Copy out the listing that follows, exact in every word, and skip the images.

# # # #

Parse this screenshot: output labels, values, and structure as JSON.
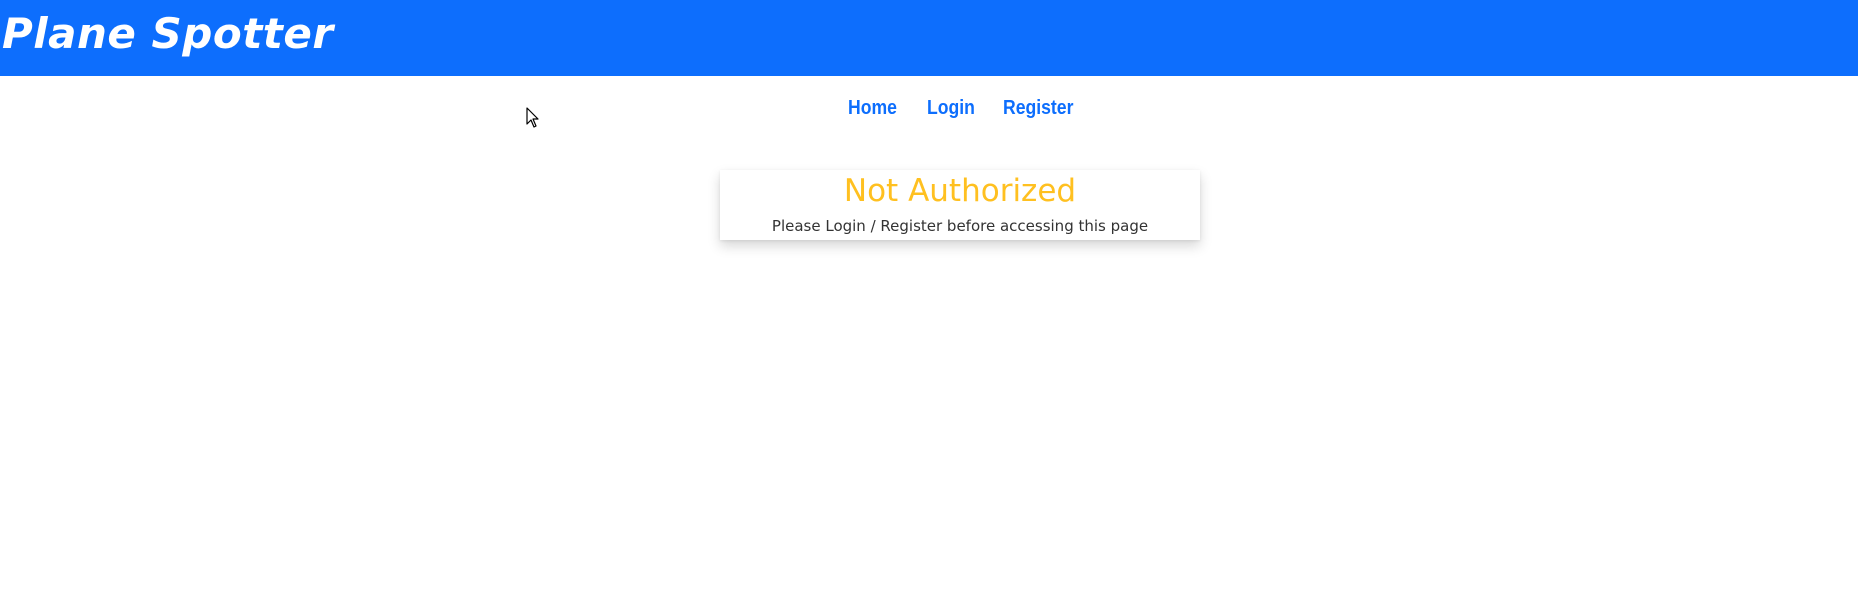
{
  "header": {
    "brand": "Plane Spotter",
    "background_color": "#0d6efd"
  },
  "nav": {
    "items": [
      {
        "label": "Home"
      },
      {
        "label": "Login"
      },
      {
        "label": "Register"
      }
    ],
    "link_color": "#0d6efd"
  },
  "alert": {
    "title": "Not Authorized",
    "message": "Please Login / Register before accessing this page",
    "title_color": "#ffc020"
  },
  "cursor": {
    "icon": "mouse-pointer-icon"
  }
}
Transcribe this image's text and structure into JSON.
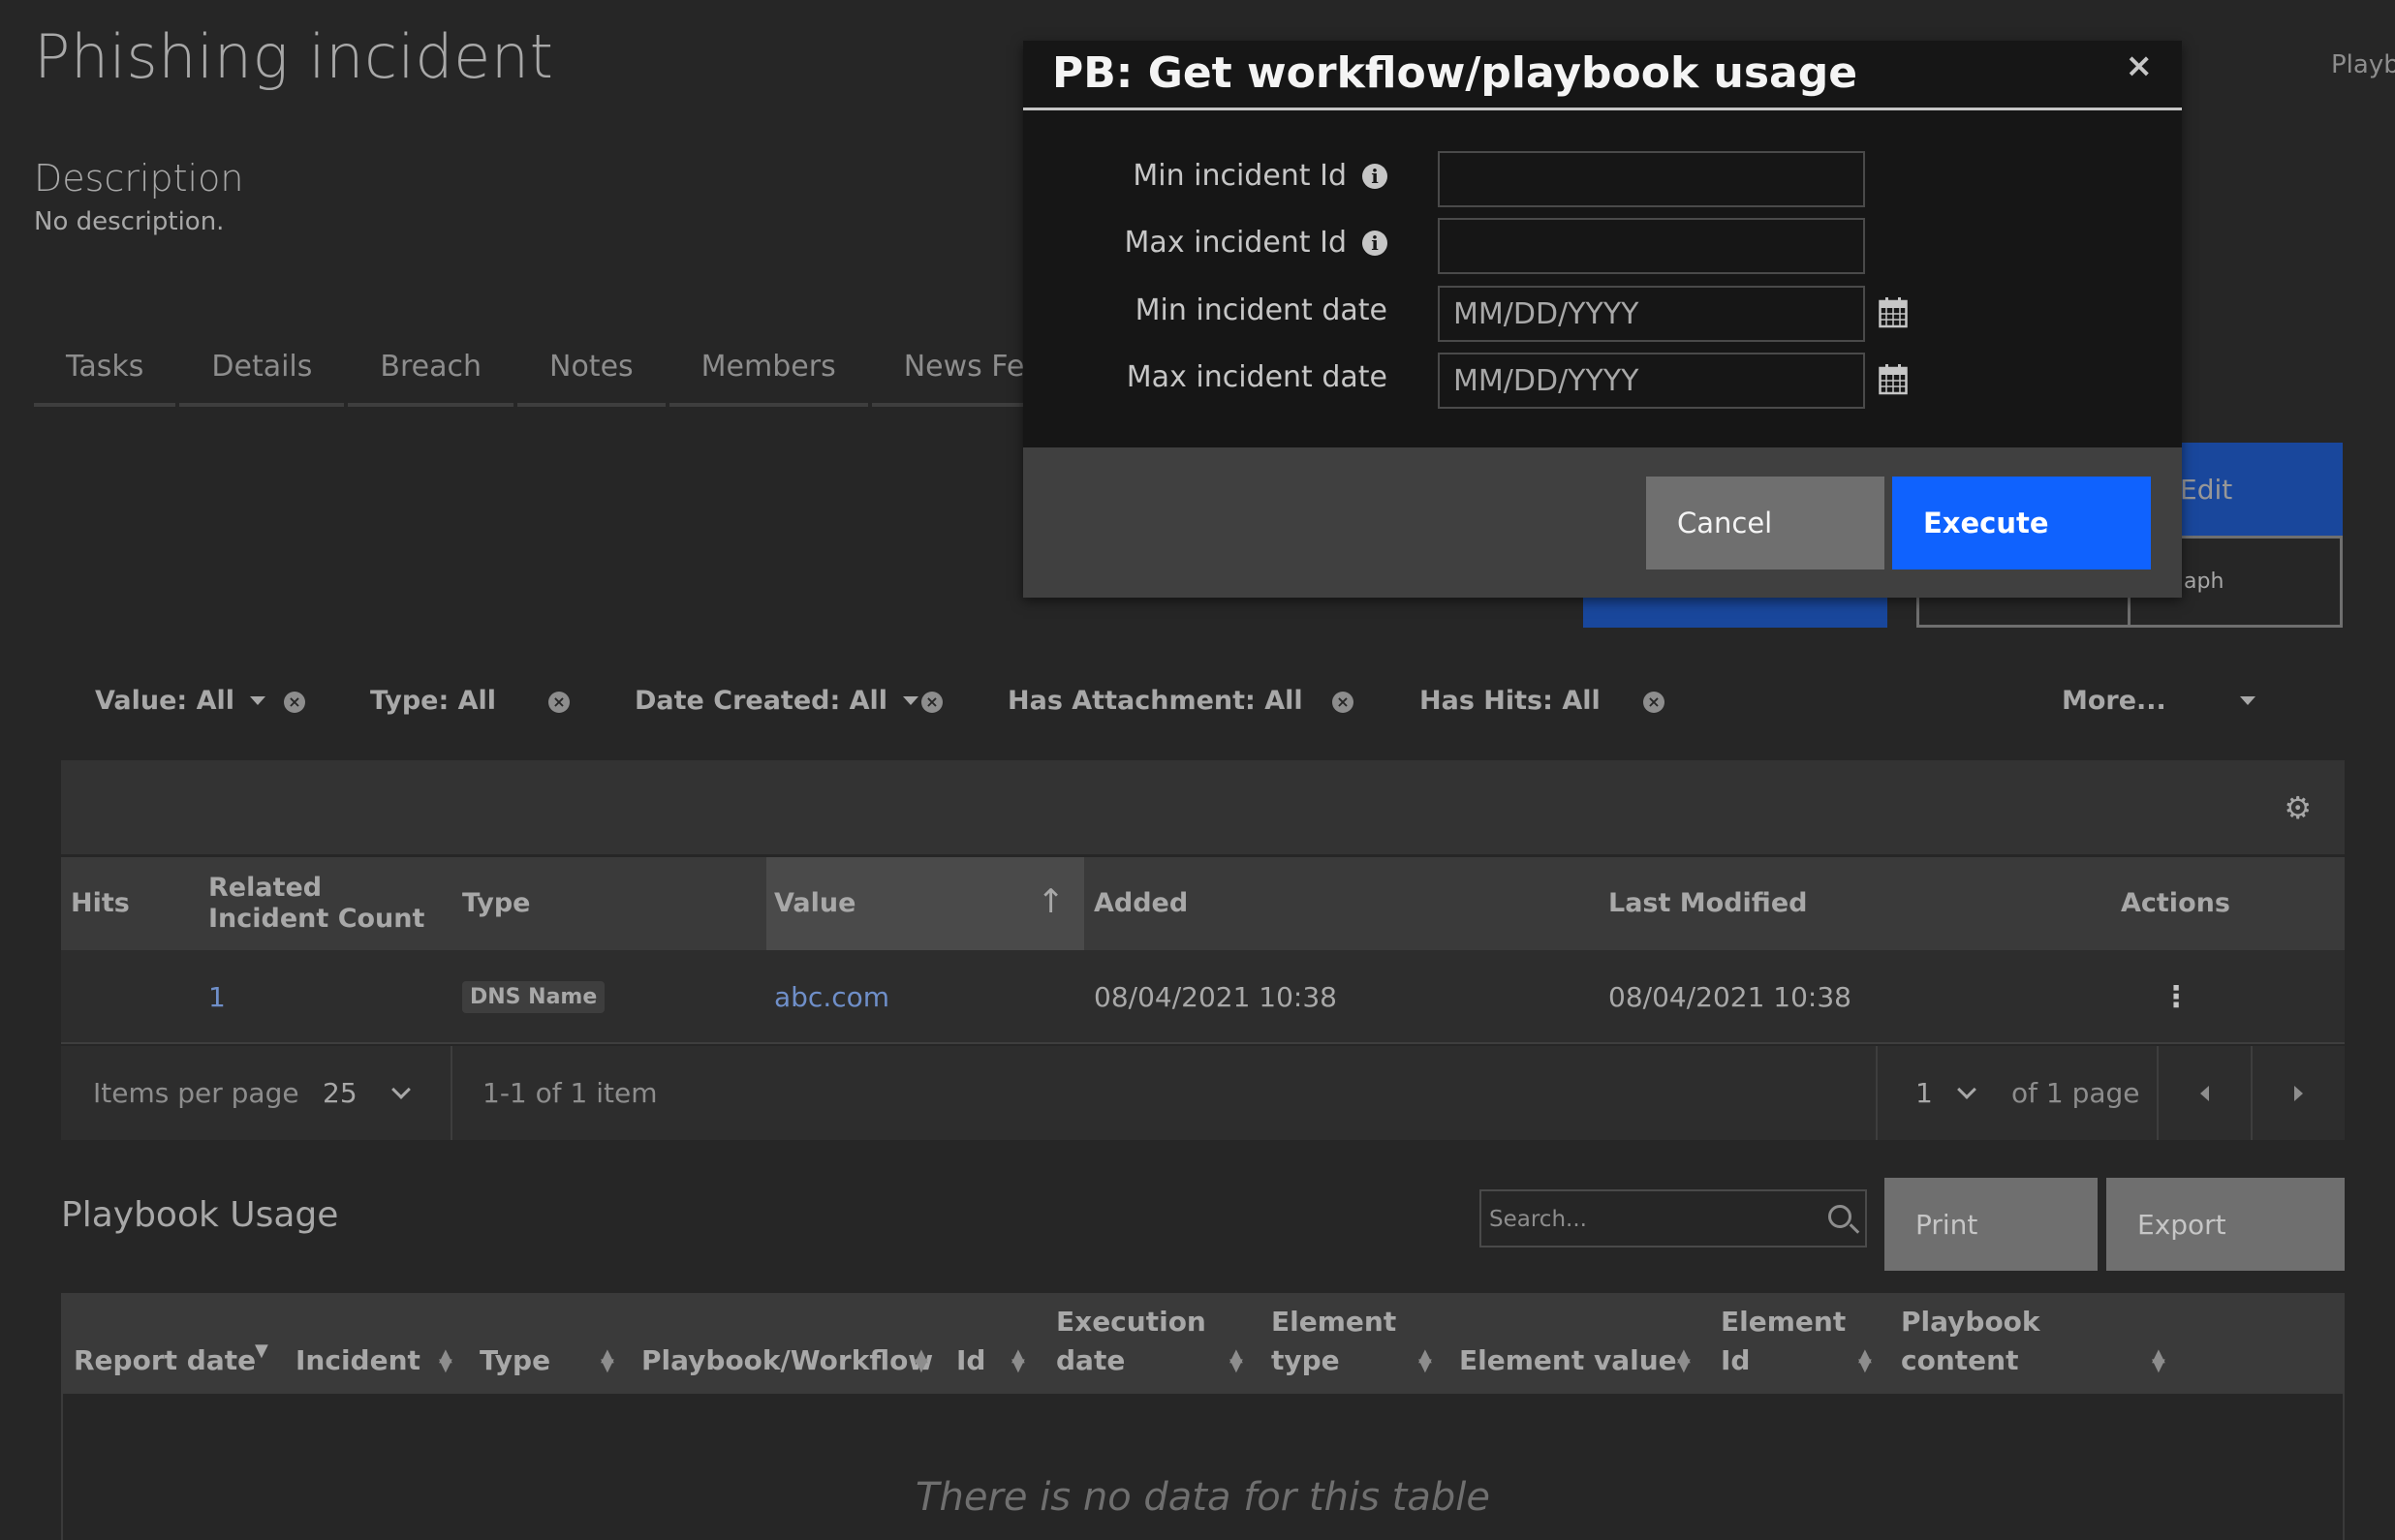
{
  "page": {
    "title": "Phishing incident",
    "top_right_label": "Playb",
    "description_title": "Description",
    "description_text": "No description."
  },
  "tabs": [
    "Tasks",
    "Details",
    "Breach",
    "Notes",
    "Members",
    "News Fee"
  ],
  "background_buttons": {
    "edit_label": "Edit",
    "graph_label": "aph"
  },
  "filters": [
    {
      "label": "Value: All",
      "has_caret": true
    },
    {
      "label": "Type: All",
      "has_caret": false
    },
    {
      "label": "Date Created: All",
      "has_caret": true
    },
    {
      "label": "Has Attachment: All",
      "has_caret": false
    },
    {
      "label": "Has Hits: All",
      "has_caret": false
    }
  ],
  "filters_more": "More...",
  "artifacts_table": {
    "columns": [
      "Hits",
      "Related Incident Count",
      "Type",
      "Value",
      "Added",
      "Last Modified",
      "Actions"
    ],
    "sorted_column": "Value",
    "rows": [
      {
        "hits": "",
        "related_count": "1",
        "type": "DNS Name",
        "value": "abc.com",
        "added": "08/04/2021 10:38",
        "last_modified": "08/04/2021 10:38",
        "actions": "⋮"
      }
    ]
  },
  "pagination": {
    "items_per_page_label": "Items per page",
    "items_per_page": "25",
    "range_text": "1-1 of 1 item",
    "page": "1",
    "of_pages": "of 1 page"
  },
  "playbook_usage": {
    "title": "Playbook Usage",
    "search_placeholder": "Search...",
    "print_label": "Print",
    "export_label": "Export",
    "columns": [
      "Report date",
      "Incident",
      "Type",
      "Playbook/Workflow",
      "Id",
      "Execution date",
      "Element type",
      "Element value",
      "Element Id",
      "Playbook content"
    ],
    "empty_message": "There is no data for this table"
  },
  "modal": {
    "title": "PB: Get workflow/playbook usage",
    "close": "×",
    "fields": [
      {
        "label": "Min incident Id",
        "info": true,
        "placeholder": "",
        "calendar": false
      },
      {
        "label": "Max incident Id",
        "info": true,
        "placeholder": "",
        "calendar": false
      },
      {
        "label": "Min incident date",
        "info": false,
        "placeholder": "MM/DD/YYYY",
        "calendar": true
      },
      {
        "label": "Max incident date",
        "info": false,
        "placeholder": "MM/DD/YYYY",
        "calendar": true
      }
    ],
    "cancel_label": "Cancel",
    "execute_label": "Execute"
  },
  "colors": {
    "background": "#262626",
    "modal": "#161616",
    "primary_button": "#0f62fe",
    "secondary_button": "#6f6f6f",
    "link": "#6f8fc9"
  }
}
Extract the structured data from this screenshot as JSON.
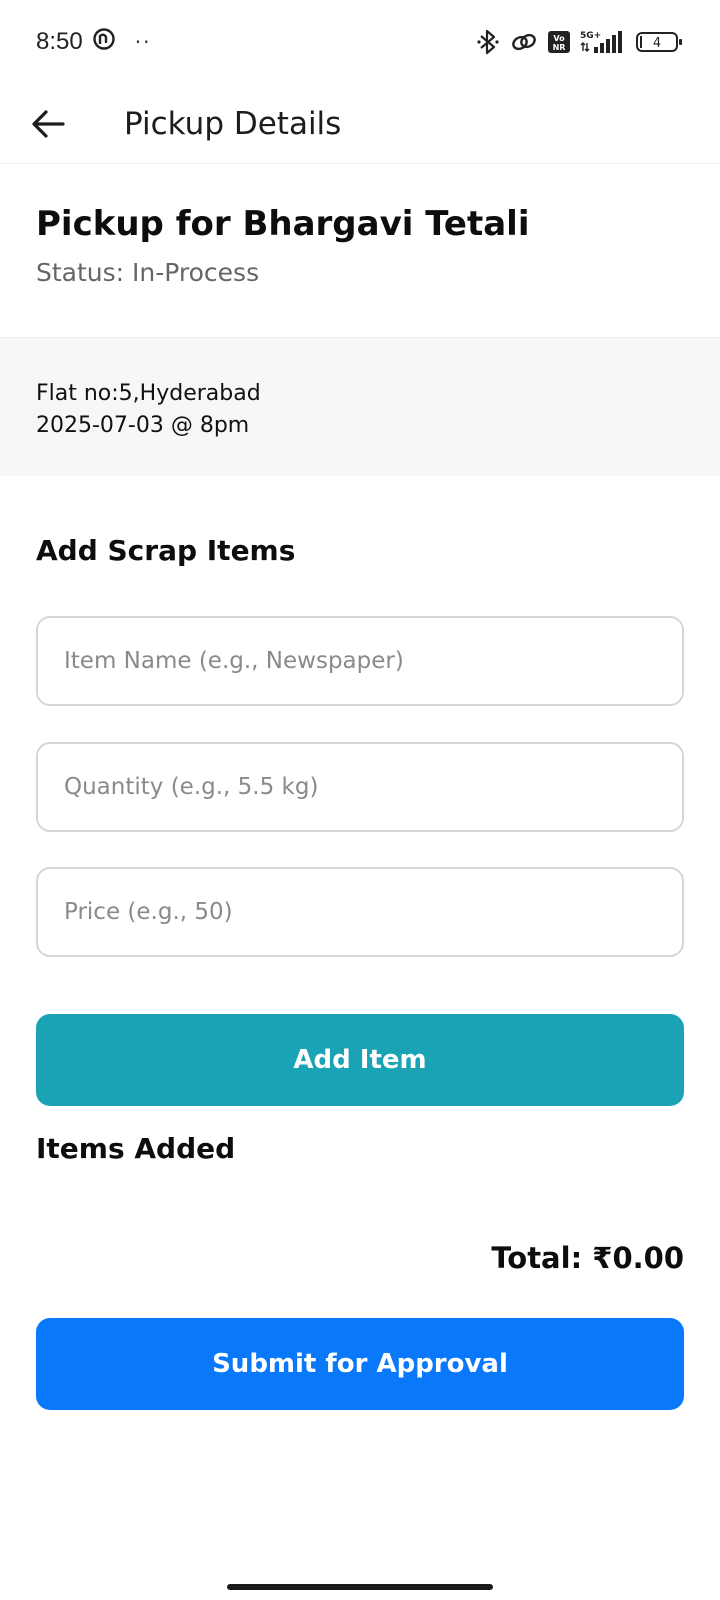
{
  "status_bar": {
    "time": "8:50",
    "dots": "··",
    "network_label": "5G+",
    "volte_label": "VoNR",
    "battery_level": "4"
  },
  "app_bar": {
    "title": "Pickup Details",
    "back_icon": "arrow-left-icon"
  },
  "pickup": {
    "title": "Pickup for Bhargavi Tetali",
    "status": "Status: In-Process",
    "address": "Flat no:5,Hyderabad",
    "schedule": "2025-07-03 @ 8pm"
  },
  "form": {
    "section_title": "Add Scrap Items",
    "item_name_placeholder": "Item Name (e.g., Newspaper)",
    "quantity_placeholder": "Quantity (e.g., 5.5 kg)",
    "price_placeholder": "Price (e.g., 50)",
    "add_button_label": "Add Item"
  },
  "items": {
    "section_title": "Items Added",
    "total": "Total: ₹0.00"
  },
  "submit_button_label": "Submit for Approval",
  "colors": {
    "add_button": "#19a3b5",
    "submit_button": "#0a78fb"
  }
}
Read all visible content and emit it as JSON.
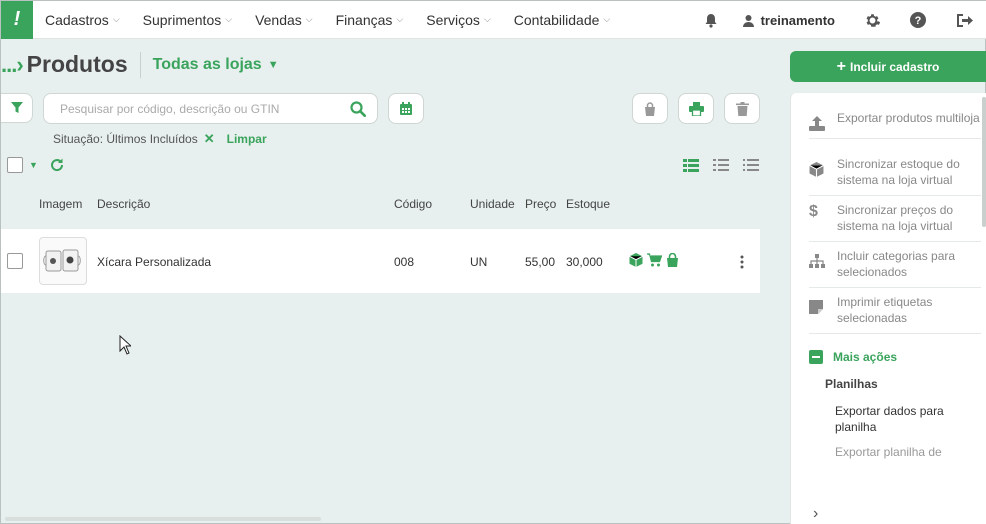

# # # #

- _CORRECT RESPONSE_
Parse this screenshot: output labels, values, and structure as JSON.
{
  "header": {
    "brand": "Plane Spotter",
    "background_color": "#0d6efd"
  },
  "nav": {
    "items": [
      {
        "label": "Home"
      },
      {
        "label": "Login"
      },
      {
        "label": "Register"
      }
    ],
    "link_color": "#0d6efd"
  },
  "alert": {
    "title": "Not Authorized",
    "message": "Please Login / Register before accessing this page",
    "title_color": "#ffc020"
  },
  "cursor": {
    "icon": "mouse-pointer-icon"
  }
}
Transcribe this image's text and structure into JSON.
{
  "page": {
    "title": "Phishing incident",
    "top_right_label": "Playb",
    "description_title": "Description",
    "description_text": "No description."
  },
  "tabs": [
    "Tasks",
    "Details",
    "Breach",
    "Notes",
    "Members",
    "News Fee"
  ],
  "background_buttons": {
    "edit_label": "Edit",
    "graph_label": "aph"
  },
  "filters": [
    {
      "label": "Value: All",
      "has_caret": true
    },
    {
      "label": "Type: All",
      "has_caret": false
    },
    {
      "label": "Date Created: All",
      "has_caret": true
    },
    {
      "label": "Has Attachment: All",
      "has_caret": false
    },
    {
      "label": "Has Hits: All",
      "has_caret": false
    }
  ],
  "filters_more": "More...",
  "artifacts_table": {
    "columns": [
      "Hits",
      "Related Incident Count",
      "Type",
      "Value",
      "Added",
      "Last Modified",
      "Actions"
    ],
    "sorted_column": "Value",
    "rows": [
      {
        "hits": "",
        "related_count": "1",
        "type": "DNS Name",
        "value": "abc.com",
        "added": "08/04/2021 10:38",
        "last_modified": "08/04/2021 10:38",
        "actions": "⋮"
      }
    ]
  },
  "pagination": {
    "items_per_page_label": "Items per page",
    "items_per_page": "25",
    "range_text": "1-1 of 1 item",
    "page": "1",
    "of_pages": "of 1 page"
  },
  "playbook_usage": {
    "title": "Playbook Usage",
    "search_placeholder": "Search...",
    "print_label": "Print",
    "export_label": "Export",
    "columns": [
      "Report date",
      "Incident",
      "Type",
      "Playbook/Workflow",
      "Id",
      "Execution date",
      "Element type",
      "Element value",
      "Element Id",
      "Playbook content"
    ],
    "empty_message": "There is no data for this table"
  },
  "modal": {
    "title": "PB: Get workflow/playbook usage",
    "close": "×",
    "fields": [
      {
        "label": "Min incident Id",
        "info": true,
        "placeholder": "",
        "calendar": false
      },
      {
        "label": "Max incident Id",
        "info": true,
        "placeholder": "",
        "calendar": false
      },
      {
        "label": "Min incident date",
        "info": false,
        "placeholder": "MM/DD/YYYY",
        "calendar": true
      },
      {
        "label": "Max incident date",
        "info": false,
        "placeholder": "MM/DD/YYYY",
        "calendar": true
      }
    ],
    "cancel_label": "Cancel",
    "execute_label": "Execute"
  },
  "colors": {
    "background": "#262626",
    "modal": "#161616",
    "primary_button": "#0f62fe",
    "secondary_button": "#6f6f6f",
    "link": "#6f8fc9"
  }
}
Extract the structured data from this screenshot as JSON.
{
  "status_bar": {
    "time": "8:50",
    "dots": "··",
    "network_label": "5G+",
    "volte_label": "VoNR",
    "battery_level": "4"
  },
  "app_bar": {
    "title": "Pickup Details",
    "back_icon": "arrow-left-icon"
  },
  "pickup": {
    "title": "Pickup for Bhargavi Tetali",
    "status": "Status: In-Process",
    "address": "Flat no:5,Hyderabad",
    "schedule": "2025-07-03 @ 8pm"
  },
  "form": {
    "section_title": "Add Scrap Items",
    "item_name_placeholder": "Item Name (e.g., Newspaper)",
    "quantity_placeholder": "Quantity (e.g., 5.5 kg)",
    "price_placeholder": "Price (e.g., 50)",
    "add_button_label": "Add Item"
  },
  "items": {
    "section_title": "Items Added",
    "total": "Total: ₹0.00"
  },
  "submit_button_label": "Submit for Approval",
  "colors": {
    "add_button": "#19a3b5",
    "submit_button": "#0a78fb"
  }
}
Read all visible content and emit it as JSON.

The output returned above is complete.